Goal of the exercise -
Count the lines in the records below that contain the word "this", and reply with only that number.

======== Exercise input ========

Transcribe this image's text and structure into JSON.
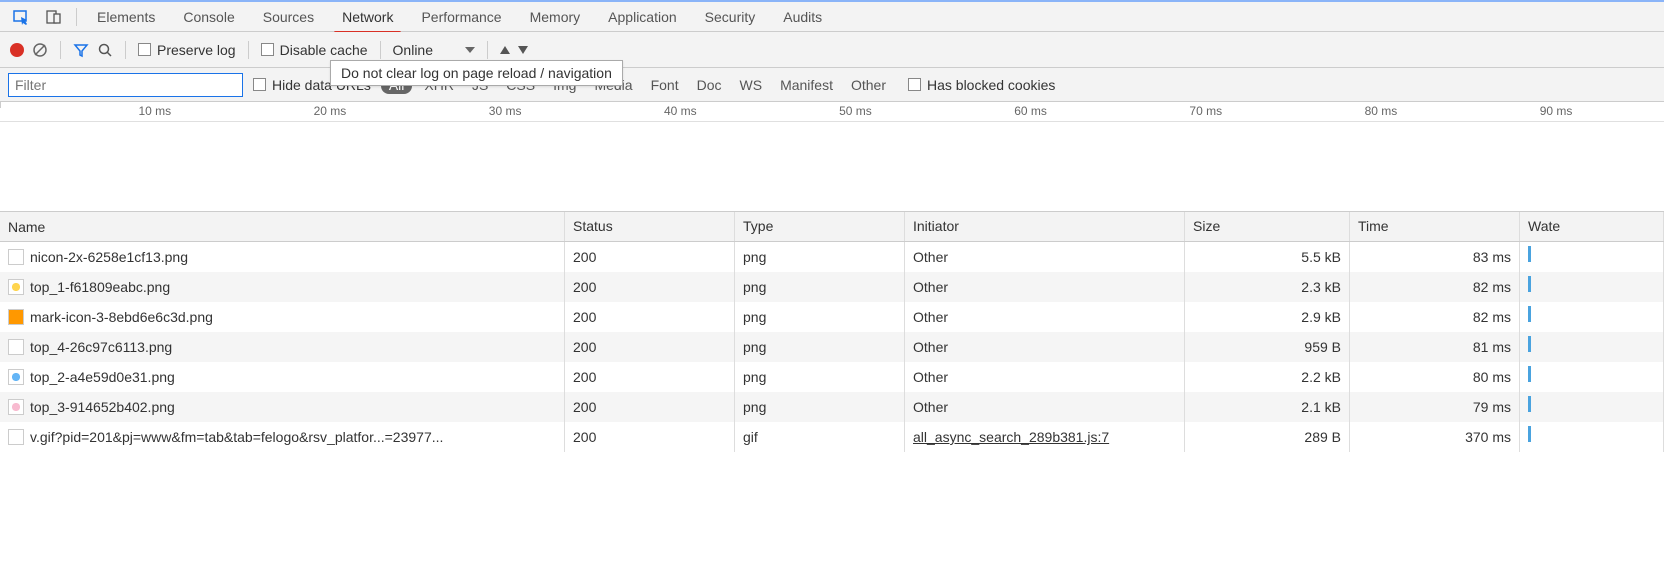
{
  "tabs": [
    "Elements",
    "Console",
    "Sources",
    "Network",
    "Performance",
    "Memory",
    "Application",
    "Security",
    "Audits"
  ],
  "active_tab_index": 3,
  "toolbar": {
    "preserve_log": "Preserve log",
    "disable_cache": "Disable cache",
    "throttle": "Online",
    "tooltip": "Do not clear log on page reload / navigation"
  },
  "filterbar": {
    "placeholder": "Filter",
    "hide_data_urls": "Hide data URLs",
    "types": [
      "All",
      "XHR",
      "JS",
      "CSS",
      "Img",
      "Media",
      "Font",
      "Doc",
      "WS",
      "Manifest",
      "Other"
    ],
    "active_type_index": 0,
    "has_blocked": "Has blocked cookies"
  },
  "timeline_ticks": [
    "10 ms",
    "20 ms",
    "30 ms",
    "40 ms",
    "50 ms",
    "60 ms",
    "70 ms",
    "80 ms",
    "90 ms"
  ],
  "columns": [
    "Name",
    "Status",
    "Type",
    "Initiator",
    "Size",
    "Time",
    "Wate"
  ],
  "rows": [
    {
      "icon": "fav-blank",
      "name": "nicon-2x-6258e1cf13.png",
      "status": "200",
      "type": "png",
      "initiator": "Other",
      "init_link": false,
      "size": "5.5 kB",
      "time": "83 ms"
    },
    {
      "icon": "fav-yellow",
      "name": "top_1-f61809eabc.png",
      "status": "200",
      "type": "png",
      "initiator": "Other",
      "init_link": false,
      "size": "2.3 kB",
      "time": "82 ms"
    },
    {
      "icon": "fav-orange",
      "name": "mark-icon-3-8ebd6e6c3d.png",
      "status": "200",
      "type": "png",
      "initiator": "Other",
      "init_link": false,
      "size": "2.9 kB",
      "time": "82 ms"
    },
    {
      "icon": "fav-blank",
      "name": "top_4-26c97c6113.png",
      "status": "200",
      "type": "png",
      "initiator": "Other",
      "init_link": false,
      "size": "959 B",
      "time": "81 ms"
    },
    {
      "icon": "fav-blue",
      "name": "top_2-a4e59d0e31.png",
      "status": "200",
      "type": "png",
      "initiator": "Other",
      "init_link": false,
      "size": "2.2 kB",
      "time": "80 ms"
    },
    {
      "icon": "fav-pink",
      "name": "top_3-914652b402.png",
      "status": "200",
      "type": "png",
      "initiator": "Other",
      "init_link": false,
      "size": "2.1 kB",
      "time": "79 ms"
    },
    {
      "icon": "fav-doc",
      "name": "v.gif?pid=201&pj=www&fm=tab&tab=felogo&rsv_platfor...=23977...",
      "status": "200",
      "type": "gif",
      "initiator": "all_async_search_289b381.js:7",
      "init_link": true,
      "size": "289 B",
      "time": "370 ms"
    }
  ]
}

========
======== Exercise input ========

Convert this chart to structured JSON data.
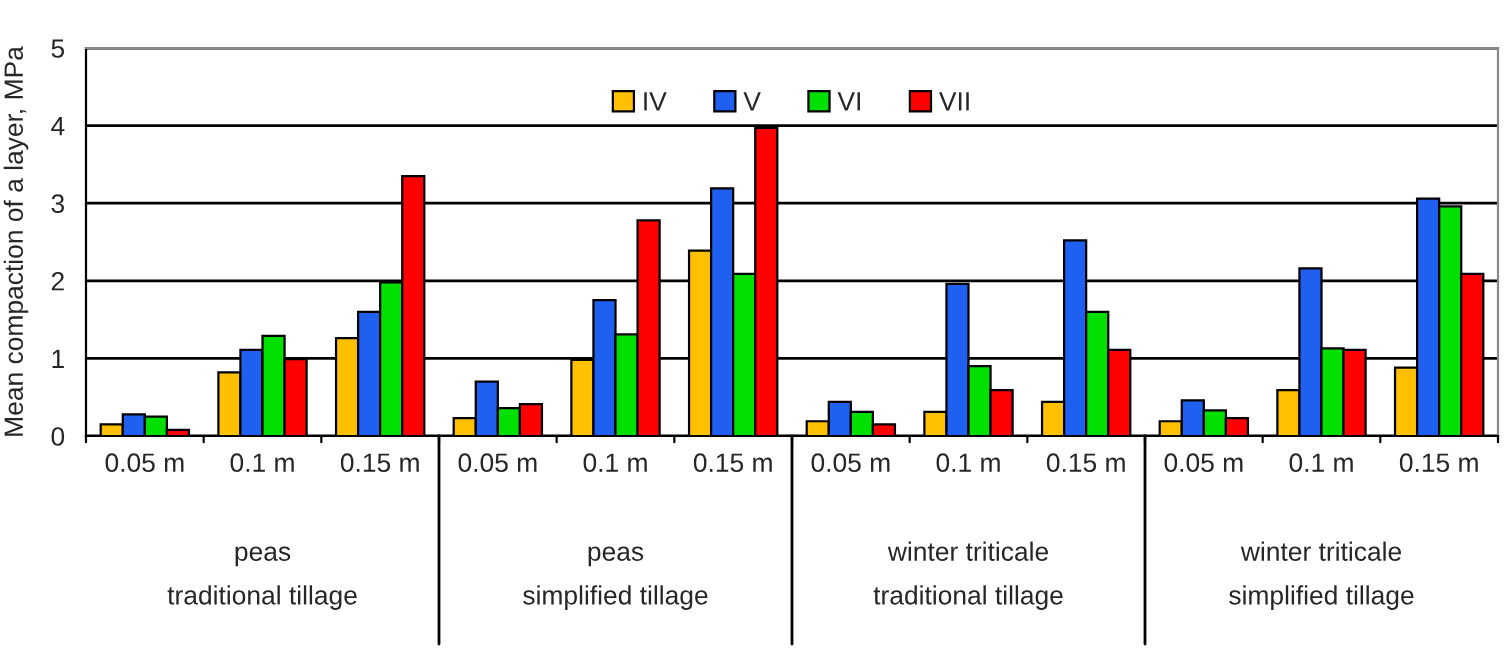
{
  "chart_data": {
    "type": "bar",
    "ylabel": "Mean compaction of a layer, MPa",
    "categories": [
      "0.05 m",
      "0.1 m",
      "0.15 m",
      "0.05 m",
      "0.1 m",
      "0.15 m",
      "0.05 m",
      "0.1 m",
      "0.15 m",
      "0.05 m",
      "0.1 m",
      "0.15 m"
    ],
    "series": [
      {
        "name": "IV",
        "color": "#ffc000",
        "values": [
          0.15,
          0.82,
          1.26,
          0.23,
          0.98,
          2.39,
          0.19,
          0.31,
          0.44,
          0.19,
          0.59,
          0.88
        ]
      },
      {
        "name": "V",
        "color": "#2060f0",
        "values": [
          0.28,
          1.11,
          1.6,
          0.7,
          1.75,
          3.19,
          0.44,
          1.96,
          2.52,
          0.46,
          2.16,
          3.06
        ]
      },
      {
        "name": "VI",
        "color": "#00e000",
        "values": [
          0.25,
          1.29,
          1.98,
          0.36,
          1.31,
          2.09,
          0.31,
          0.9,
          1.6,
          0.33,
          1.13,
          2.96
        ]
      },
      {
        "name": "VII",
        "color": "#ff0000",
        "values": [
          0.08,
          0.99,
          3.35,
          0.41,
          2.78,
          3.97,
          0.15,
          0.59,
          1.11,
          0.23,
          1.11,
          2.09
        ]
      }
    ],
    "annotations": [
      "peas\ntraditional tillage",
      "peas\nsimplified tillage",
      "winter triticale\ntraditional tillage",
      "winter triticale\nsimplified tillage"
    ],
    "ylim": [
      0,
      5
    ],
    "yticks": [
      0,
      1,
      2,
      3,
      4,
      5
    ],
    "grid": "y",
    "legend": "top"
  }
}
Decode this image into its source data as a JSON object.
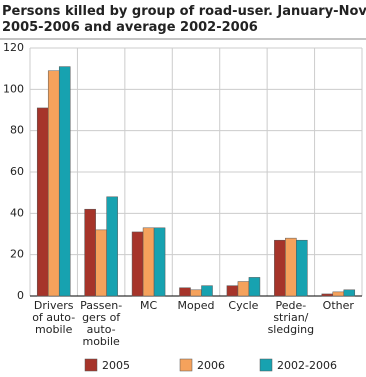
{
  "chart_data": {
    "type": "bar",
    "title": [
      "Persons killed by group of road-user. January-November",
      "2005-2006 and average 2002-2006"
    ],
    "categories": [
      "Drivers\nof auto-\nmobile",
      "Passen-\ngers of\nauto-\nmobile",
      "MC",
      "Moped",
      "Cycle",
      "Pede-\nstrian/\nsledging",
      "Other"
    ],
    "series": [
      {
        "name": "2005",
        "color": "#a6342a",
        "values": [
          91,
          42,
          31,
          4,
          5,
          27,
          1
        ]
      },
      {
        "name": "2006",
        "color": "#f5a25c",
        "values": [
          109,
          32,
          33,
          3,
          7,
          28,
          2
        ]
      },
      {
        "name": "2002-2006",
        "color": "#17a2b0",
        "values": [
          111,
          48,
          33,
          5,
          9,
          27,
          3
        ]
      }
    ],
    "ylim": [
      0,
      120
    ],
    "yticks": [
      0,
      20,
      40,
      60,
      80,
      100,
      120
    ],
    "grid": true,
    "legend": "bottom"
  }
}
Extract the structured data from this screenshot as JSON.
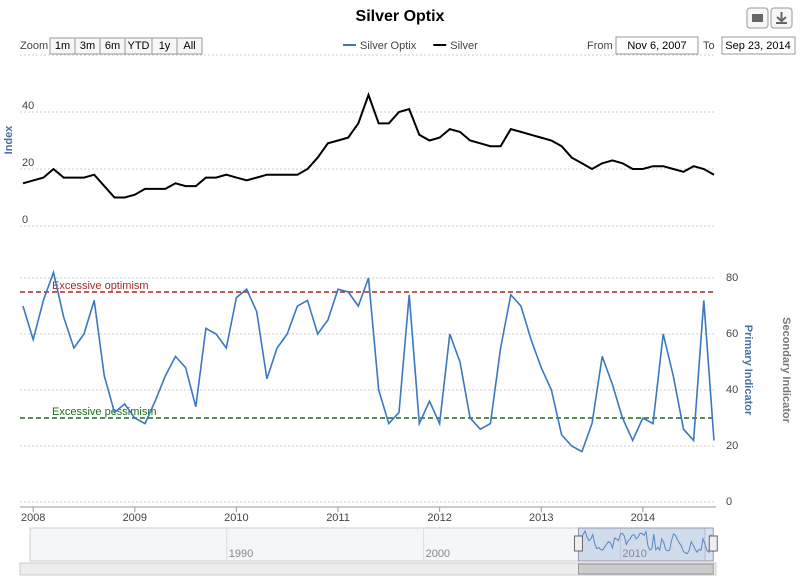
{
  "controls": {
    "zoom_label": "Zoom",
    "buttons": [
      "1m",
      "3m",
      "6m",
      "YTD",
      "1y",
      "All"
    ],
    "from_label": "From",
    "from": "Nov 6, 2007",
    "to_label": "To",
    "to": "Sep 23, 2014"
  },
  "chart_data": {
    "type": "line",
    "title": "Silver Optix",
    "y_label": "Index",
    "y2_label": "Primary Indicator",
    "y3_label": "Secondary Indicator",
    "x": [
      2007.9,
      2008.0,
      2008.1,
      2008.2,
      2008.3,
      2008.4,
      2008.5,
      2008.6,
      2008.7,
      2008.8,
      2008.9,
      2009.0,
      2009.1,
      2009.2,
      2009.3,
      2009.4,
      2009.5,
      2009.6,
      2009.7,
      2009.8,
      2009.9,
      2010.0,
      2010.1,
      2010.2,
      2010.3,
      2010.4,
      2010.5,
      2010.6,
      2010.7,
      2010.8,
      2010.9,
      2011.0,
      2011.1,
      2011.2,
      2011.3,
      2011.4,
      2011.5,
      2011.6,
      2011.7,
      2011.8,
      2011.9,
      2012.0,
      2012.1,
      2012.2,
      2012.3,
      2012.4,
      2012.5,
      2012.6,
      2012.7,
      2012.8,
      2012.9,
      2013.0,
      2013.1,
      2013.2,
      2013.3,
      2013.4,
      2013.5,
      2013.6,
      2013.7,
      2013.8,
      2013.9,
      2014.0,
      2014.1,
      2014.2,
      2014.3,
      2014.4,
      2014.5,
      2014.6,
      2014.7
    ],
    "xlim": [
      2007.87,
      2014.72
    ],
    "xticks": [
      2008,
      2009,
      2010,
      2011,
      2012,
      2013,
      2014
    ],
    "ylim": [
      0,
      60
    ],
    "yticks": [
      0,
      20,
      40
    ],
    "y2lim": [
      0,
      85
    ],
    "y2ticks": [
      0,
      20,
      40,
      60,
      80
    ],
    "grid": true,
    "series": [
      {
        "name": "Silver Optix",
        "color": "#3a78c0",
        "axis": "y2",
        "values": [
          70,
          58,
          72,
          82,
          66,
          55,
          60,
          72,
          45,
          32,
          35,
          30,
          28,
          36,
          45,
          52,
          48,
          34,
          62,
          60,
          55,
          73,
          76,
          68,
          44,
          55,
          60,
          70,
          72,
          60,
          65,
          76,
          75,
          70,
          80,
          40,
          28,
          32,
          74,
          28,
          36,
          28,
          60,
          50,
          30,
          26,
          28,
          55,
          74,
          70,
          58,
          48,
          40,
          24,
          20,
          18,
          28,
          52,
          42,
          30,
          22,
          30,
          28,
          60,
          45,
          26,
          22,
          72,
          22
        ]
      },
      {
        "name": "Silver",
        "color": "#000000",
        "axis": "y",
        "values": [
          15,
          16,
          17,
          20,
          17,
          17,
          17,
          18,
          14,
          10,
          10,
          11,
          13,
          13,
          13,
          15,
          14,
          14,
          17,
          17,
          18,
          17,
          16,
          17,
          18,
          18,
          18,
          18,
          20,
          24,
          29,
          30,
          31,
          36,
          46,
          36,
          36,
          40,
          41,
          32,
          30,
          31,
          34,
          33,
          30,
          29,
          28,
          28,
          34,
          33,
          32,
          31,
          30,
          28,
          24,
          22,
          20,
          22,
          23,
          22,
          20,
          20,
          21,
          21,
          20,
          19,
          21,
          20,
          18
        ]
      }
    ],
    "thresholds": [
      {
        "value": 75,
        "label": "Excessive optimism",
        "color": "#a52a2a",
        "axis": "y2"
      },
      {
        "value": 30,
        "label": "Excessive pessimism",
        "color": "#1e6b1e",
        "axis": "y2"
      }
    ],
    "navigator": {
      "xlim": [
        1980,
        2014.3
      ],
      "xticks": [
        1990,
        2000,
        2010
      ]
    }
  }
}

========

Task response -
4